## Start

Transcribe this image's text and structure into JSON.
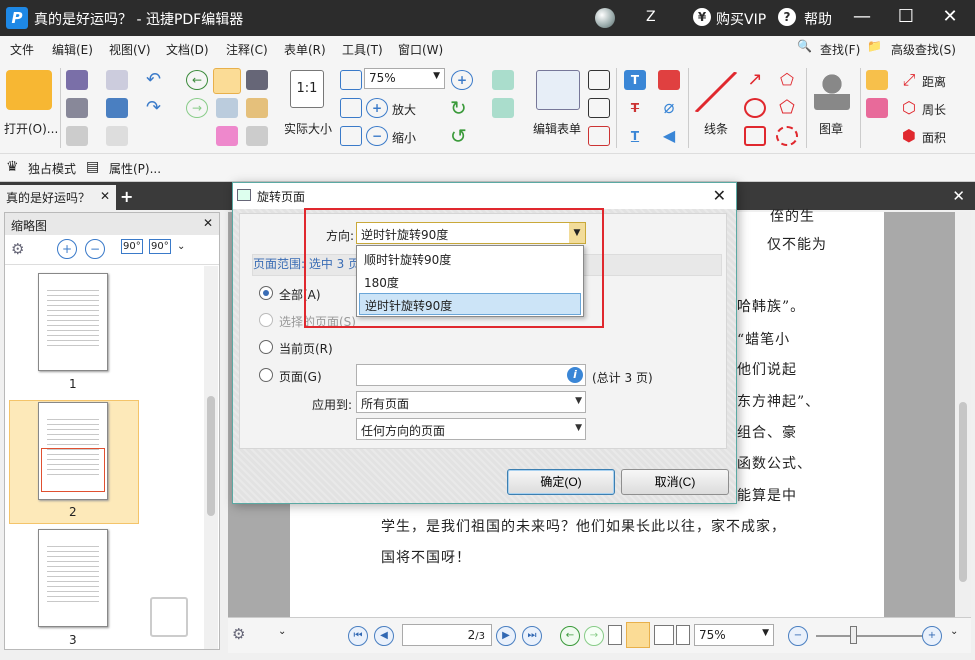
{
  "titlebar": {
    "title": "真的是好运吗？ - 迅捷PDF编辑器",
    "user": "Z",
    "vip_label": "购买VIP",
    "help_label": "帮助"
  },
  "menu": {
    "items": [
      "文件",
      "编辑(E)",
      "视图(V)",
      "文档(D)",
      "注释(C)",
      "表单(R)",
      "工具(T)",
      "窗口(W)"
    ],
    "find_label": "查找(F)",
    "advanced_find_label": "高级查找(S)"
  },
  "toolbar": {
    "open_label": "打开(O)...",
    "actual_size_label": "实际大小",
    "zoom_value": "75%",
    "zoom_in_label": "放大",
    "zoom_out_label": "缩小",
    "edit_form_label": "编辑表单",
    "lines_label": "线条",
    "stamp_label": "图章",
    "distance_label": "距离",
    "perimeter_label": "周长",
    "area_label": "面积"
  },
  "subbar": {
    "exclusive_mode_label": "独占模式",
    "properties_label": "属性(P)..."
  },
  "tabs": {
    "doc_tab_label": "真的是好运吗？"
  },
  "leftpanel": {
    "title": "缩略图",
    "page_numbers": [
      "1",
      "2",
      "3"
    ]
  },
  "document": {
    "lines": [
      "侄的生",
      "仅不能为",
      "哈韩族”。",
      "“蜡笔小",
      "他们说起",
      "东方神起”、",
      "组合、豪",
      "函数公式、",
      "能算是中",
      "学生，是我们祖国的未来吗？他们如果长此以往，家不成家，",
      "国将不国呀！"
    ]
  },
  "navbar": {
    "page_value": "2",
    "page_total": "/3",
    "zoom_value": "75%"
  },
  "dialog": {
    "title": "旋转页面",
    "direction_label": "方向:",
    "direction_value": "逆时针旋转90度",
    "page_range_label": "页面范围: 选中 3 页",
    "radio_all": "全部(A)",
    "radio_selected": "选择的页面(S)",
    "radio_current": "当前页(R)",
    "radio_pages": "页面(G)",
    "pages_value": "",
    "total_label": "(总计 3 页)",
    "apply_to_label": "应用到:",
    "apply_to_value": "所有页面",
    "orientation_value": "任何方向的页面",
    "ok_label": "确定(O)",
    "cancel_label": "取消(C)",
    "dropdown_options": [
      "顺时针旋转90度",
      "180度",
      "逆时针旋转90度"
    ],
    "selected_option_index": 2
  },
  "colors": {
    "titlebar_bg": "#2c2c2c",
    "highlight_red": "#e0282e",
    "accent_blue": "#3a86d6",
    "thumb_selected": "#fde9b9"
  }
}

## End

**The task**
Repeat the entries exactly. Pictures are excluded from the copy.

**Answer in full**
Transcribe this image's text and structure into JSON.
{
  "titlebar": {
    "title": "真的是好运吗？ - 迅捷PDF编辑器",
    "user": "Z",
    "vip_label": "购买VIP",
    "help_label": "帮助"
  },
  "menu": {
    "items": [
      "文件",
      "编辑(E)",
      "视图(V)",
      "文档(D)",
      "注释(C)",
      "表单(R)",
      "工具(T)",
      "窗口(W)"
    ],
    "find_label": "查找(F)",
    "advanced_find_label": "高级查找(S)"
  },
  "toolbar": {
    "open_label": "打开(O)...",
    "actual_size_label": "实际大小",
    "zoom_value": "75%",
    "zoom_in_label": "放大",
    "zoom_out_label": "缩小",
    "edit_form_label": "编辑表单",
    "lines_label": "线条",
    "stamp_label": "图章",
    "distance_label": "距离",
    "perimeter_label": "周长",
    "area_label": "面积"
  },
  "subbar": {
    "exclusive_mode_label": "独占模式",
    "properties_label": "属性(P)..."
  },
  "tabs": {
    "doc_tab_label": "真的是好运吗？"
  },
  "leftpanel": {
    "title": "缩略图",
    "page_numbers": [
      "1",
      "2",
      "3"
    ]
  },
  "document": {
    "lines": [
      "侄的生",
      "仅不能为",
      "哈韩族”。",
      "“蜡笔小",
      "他们说起",
      "东方神起”、",
      "组合、豪",
      "函数公式、",
      "能算是中",
      "学生，是我们祖国的未来吗？他们如果长此以往，家不成家，",
      "国将不国呀！"
    ]
  },
  "navbar": {
    "page_value": "2",
    "page_total": "/3",
    "zoom_value": "75%"
  },
  "dialog": {
    "title": "旋转页面",
    "direction_label": "方向:",
    "direction_value": "逆时针旋转90度",
    "page_range_label": "页面范围: 选中 3 页",
    "radio_all": "全部(A)",
    "radio_selected": "选择的页面(S)",
    "radio_current": "当前页(R)",
    "radio_pages": "页面(G)",
    "pages_value": "",
    "total_label": "(总计 3 页)",
    "apply_to_label": "应用到:",
    "apply_to_value": "所有页面",
    "orientation_value": "任何方向的页面",
    "ok_label": "确定(O)",
    "cancel_label": "取消(C)",
    "dropdown_options": [
      "顺时针旋转90度",
      "180度",
      "逆时针旋转90度"
    ],
    "selected_option_index": 2
  },
  "colors": {
    "titlebar_bg": "#2c2c2c",
    "highlight_red": "#e0282e",
    "accent_blue": "#3a86d6",
    "thumb_selected": "#fde9b9"
  }
}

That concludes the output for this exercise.